▸ Exercise requirements
Determine which lines contain the word "aliyun", then copy those lines.

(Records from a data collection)
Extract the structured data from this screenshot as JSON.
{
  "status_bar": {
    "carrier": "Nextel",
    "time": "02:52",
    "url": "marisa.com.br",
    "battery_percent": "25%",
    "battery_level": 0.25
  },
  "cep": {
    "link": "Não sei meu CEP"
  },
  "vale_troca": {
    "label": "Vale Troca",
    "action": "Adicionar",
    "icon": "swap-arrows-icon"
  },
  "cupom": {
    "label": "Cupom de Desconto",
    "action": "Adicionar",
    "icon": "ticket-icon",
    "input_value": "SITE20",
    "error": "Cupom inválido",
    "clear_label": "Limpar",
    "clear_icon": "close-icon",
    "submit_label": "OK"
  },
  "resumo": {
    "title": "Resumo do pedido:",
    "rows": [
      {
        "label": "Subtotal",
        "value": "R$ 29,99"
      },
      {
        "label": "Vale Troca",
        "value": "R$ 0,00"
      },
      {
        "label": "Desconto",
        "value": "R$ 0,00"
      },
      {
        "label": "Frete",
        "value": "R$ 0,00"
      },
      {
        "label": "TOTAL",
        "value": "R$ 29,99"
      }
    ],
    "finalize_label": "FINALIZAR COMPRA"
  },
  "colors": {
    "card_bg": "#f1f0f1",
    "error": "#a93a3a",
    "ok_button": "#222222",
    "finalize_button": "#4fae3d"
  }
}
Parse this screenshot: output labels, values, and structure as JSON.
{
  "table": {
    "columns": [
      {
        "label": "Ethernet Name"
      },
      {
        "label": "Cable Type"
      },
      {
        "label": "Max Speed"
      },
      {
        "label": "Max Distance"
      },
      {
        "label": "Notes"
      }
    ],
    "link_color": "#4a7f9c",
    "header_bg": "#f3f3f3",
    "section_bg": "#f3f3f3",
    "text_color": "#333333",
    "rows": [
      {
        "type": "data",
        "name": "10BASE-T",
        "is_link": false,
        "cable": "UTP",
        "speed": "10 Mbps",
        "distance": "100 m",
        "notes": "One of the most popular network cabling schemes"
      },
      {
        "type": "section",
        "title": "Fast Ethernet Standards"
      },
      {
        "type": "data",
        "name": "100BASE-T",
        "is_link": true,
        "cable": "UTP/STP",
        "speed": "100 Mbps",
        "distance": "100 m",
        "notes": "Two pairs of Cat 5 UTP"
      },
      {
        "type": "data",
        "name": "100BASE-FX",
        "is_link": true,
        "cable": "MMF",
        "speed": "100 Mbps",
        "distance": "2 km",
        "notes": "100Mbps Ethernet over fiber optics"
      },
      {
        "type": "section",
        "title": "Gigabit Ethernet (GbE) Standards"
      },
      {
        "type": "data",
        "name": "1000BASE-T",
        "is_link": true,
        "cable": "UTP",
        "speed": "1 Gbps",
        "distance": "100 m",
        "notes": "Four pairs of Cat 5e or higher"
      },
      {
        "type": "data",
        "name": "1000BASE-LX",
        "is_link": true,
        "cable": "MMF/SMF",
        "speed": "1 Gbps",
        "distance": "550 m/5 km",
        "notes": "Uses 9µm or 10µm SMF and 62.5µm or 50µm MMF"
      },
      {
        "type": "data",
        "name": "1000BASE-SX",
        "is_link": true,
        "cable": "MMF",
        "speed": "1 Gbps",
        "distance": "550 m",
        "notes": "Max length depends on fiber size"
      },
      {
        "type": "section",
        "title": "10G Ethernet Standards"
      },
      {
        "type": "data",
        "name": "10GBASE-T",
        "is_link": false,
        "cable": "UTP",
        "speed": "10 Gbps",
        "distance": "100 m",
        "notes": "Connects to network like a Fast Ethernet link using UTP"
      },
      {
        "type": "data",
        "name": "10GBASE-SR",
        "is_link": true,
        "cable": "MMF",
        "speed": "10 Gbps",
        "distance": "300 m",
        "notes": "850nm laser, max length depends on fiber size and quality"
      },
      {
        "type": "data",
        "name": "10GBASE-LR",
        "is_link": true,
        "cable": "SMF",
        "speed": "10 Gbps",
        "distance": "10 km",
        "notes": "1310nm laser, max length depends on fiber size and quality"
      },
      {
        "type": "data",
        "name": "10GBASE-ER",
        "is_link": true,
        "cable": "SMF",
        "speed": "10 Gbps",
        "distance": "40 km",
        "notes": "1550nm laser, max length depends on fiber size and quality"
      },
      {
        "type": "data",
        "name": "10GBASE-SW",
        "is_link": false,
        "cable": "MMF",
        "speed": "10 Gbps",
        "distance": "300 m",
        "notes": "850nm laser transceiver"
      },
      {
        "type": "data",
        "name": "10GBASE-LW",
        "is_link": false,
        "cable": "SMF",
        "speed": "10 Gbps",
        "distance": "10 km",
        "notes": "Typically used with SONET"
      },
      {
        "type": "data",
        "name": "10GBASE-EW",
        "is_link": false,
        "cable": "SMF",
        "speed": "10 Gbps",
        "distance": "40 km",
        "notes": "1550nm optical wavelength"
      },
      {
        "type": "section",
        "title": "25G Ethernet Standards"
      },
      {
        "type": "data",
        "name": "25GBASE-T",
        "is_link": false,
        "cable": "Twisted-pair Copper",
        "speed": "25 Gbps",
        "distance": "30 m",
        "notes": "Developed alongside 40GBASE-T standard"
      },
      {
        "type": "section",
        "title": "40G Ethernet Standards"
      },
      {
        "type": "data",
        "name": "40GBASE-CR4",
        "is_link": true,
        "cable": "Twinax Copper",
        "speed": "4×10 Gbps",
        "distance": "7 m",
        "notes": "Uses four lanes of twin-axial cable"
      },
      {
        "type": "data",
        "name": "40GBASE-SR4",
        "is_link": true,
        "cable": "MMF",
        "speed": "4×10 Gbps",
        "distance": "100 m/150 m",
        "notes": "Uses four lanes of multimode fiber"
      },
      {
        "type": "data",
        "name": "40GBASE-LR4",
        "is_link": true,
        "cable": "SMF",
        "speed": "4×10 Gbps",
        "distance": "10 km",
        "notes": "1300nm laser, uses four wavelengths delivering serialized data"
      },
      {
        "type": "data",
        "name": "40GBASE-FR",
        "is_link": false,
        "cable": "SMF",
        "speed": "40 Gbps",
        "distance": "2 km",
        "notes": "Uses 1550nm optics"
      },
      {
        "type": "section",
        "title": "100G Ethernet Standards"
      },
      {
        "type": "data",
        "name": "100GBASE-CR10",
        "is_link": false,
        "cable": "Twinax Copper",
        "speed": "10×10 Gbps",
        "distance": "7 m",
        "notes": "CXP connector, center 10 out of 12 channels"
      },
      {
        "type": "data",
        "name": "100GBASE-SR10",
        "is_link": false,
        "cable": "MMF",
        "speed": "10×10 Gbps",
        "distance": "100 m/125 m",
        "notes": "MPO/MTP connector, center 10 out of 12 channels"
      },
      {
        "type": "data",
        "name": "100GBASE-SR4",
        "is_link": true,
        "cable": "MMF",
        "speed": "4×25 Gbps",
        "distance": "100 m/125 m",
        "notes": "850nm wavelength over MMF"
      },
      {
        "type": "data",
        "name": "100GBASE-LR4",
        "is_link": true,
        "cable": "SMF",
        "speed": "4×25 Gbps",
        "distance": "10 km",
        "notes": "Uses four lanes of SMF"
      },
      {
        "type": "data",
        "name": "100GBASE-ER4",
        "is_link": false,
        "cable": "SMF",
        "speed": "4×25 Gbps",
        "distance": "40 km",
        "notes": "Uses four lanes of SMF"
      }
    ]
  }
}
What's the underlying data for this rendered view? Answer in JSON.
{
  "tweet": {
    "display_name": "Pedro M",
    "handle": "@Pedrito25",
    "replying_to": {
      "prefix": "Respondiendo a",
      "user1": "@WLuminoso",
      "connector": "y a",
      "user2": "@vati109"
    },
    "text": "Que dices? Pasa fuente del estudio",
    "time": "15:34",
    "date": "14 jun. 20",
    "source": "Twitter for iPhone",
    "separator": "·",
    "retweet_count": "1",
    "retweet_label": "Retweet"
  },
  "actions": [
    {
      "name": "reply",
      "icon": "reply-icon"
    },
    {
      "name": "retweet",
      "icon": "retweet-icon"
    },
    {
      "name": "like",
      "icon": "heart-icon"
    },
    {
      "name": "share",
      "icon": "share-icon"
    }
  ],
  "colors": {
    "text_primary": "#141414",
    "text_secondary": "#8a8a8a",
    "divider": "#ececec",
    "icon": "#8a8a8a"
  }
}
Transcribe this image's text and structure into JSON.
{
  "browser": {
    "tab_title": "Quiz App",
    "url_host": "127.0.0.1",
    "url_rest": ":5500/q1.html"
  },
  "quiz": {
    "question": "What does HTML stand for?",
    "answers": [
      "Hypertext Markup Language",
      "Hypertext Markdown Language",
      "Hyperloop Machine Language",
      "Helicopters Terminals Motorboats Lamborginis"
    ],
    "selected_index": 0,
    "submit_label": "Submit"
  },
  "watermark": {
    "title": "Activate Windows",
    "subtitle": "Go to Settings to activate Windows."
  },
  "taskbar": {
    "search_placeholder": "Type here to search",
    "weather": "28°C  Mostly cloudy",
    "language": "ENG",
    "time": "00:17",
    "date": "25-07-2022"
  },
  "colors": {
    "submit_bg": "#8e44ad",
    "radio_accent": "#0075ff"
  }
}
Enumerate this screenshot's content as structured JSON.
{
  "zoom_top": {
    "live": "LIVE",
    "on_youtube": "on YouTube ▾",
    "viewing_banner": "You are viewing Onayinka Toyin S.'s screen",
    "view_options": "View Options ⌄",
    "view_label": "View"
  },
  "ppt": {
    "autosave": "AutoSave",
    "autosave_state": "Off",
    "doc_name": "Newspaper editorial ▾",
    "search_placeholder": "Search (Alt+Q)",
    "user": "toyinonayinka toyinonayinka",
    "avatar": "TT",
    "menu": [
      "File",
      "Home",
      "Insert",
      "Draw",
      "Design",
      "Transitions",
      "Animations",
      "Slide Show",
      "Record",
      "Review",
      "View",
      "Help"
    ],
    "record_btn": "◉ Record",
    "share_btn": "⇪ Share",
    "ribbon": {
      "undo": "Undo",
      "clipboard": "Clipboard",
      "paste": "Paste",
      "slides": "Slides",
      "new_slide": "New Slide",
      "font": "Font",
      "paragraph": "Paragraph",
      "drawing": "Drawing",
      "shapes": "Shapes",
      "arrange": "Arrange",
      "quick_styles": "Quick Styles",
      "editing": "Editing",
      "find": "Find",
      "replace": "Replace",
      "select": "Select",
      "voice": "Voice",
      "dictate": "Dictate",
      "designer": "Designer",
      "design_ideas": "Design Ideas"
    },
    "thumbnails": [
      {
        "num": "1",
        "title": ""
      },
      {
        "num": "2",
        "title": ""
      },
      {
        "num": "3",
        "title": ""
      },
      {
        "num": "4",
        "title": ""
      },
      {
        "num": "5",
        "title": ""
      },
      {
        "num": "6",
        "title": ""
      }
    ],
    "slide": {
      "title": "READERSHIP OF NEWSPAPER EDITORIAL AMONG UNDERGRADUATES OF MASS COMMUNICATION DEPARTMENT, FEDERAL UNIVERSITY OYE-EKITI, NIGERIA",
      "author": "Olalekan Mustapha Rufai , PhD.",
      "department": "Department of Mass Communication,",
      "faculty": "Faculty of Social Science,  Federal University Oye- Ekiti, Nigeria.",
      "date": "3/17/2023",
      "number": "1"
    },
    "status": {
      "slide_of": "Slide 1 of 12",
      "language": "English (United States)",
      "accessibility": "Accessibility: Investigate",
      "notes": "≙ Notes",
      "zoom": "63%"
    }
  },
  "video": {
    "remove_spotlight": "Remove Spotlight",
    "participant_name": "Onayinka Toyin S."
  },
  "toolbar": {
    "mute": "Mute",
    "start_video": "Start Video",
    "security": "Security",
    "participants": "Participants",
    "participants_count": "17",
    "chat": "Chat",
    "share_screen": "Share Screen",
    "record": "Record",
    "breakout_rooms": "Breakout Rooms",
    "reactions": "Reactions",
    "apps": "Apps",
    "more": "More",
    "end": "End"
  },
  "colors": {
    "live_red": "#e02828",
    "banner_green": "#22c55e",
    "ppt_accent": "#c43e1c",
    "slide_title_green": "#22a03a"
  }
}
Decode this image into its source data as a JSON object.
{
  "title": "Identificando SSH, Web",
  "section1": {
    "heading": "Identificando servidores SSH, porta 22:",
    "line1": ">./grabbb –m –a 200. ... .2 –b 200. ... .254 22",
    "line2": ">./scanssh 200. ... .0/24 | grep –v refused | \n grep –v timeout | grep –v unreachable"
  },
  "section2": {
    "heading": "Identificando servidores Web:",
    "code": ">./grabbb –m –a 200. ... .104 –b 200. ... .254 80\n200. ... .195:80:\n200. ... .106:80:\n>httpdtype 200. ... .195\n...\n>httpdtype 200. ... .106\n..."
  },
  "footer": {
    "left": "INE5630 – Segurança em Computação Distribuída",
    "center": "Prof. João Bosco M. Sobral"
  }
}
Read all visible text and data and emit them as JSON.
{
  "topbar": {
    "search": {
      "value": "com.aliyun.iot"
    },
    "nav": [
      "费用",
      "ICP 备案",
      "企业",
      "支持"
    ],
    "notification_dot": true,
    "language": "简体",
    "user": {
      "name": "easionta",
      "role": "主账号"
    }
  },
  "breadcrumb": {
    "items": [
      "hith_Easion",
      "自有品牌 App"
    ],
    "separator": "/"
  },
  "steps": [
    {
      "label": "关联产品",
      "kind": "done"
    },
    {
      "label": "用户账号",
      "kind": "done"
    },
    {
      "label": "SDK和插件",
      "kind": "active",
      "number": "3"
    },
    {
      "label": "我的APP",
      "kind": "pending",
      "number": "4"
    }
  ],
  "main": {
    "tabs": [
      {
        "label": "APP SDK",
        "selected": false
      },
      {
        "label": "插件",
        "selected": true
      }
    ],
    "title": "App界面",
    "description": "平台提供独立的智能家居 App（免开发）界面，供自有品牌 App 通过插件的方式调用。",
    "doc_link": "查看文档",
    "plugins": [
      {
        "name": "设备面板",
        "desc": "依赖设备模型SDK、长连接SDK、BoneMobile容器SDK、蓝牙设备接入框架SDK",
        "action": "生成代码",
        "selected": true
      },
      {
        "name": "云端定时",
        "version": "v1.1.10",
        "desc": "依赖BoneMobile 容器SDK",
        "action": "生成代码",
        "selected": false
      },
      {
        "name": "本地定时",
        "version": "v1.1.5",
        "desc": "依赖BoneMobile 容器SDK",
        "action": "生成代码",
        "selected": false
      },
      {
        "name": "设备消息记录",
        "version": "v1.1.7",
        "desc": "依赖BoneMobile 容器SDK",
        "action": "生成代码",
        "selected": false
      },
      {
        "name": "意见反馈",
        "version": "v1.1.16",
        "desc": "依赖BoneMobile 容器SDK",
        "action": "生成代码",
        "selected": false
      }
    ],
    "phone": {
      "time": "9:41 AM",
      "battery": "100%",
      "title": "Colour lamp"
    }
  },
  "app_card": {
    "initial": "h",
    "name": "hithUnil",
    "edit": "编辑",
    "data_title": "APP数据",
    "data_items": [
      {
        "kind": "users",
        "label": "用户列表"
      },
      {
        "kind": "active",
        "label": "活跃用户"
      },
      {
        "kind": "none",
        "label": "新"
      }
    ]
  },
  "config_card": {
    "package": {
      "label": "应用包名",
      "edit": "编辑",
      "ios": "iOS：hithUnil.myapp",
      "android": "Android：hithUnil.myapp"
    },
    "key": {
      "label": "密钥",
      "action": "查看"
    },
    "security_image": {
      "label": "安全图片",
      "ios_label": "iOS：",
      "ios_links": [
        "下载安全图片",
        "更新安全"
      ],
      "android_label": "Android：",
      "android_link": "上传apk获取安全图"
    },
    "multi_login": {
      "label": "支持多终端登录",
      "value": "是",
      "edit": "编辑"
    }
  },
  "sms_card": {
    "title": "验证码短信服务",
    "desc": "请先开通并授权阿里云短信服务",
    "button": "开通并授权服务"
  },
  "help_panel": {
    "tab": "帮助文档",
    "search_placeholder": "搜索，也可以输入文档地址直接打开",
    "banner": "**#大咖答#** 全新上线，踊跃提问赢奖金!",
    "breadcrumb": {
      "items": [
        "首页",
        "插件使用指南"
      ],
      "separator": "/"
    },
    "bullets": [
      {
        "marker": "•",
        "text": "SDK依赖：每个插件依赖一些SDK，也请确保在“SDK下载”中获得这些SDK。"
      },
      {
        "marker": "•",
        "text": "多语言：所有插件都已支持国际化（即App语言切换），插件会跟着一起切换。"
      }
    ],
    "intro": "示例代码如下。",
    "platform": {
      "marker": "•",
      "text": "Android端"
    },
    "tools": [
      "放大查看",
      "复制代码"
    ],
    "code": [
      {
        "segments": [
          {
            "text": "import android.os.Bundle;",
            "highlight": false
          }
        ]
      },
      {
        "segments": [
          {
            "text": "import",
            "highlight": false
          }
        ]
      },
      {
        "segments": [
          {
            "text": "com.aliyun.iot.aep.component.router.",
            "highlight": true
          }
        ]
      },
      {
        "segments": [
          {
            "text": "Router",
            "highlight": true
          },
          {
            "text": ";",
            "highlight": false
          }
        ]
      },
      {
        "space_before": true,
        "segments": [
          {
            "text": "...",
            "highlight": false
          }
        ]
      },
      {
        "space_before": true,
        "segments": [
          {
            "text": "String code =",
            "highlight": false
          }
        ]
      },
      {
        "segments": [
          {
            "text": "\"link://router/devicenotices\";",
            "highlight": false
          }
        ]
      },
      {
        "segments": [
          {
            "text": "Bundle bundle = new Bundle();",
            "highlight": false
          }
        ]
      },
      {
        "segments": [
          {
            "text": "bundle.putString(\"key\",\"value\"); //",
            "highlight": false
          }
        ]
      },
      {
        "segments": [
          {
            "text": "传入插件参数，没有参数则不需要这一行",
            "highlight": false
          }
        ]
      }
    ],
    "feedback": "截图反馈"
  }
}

▸ Exercise result
      "value": "com.aliyun.iot"
            "text": "com.aliyun.iot.aep.component.router.",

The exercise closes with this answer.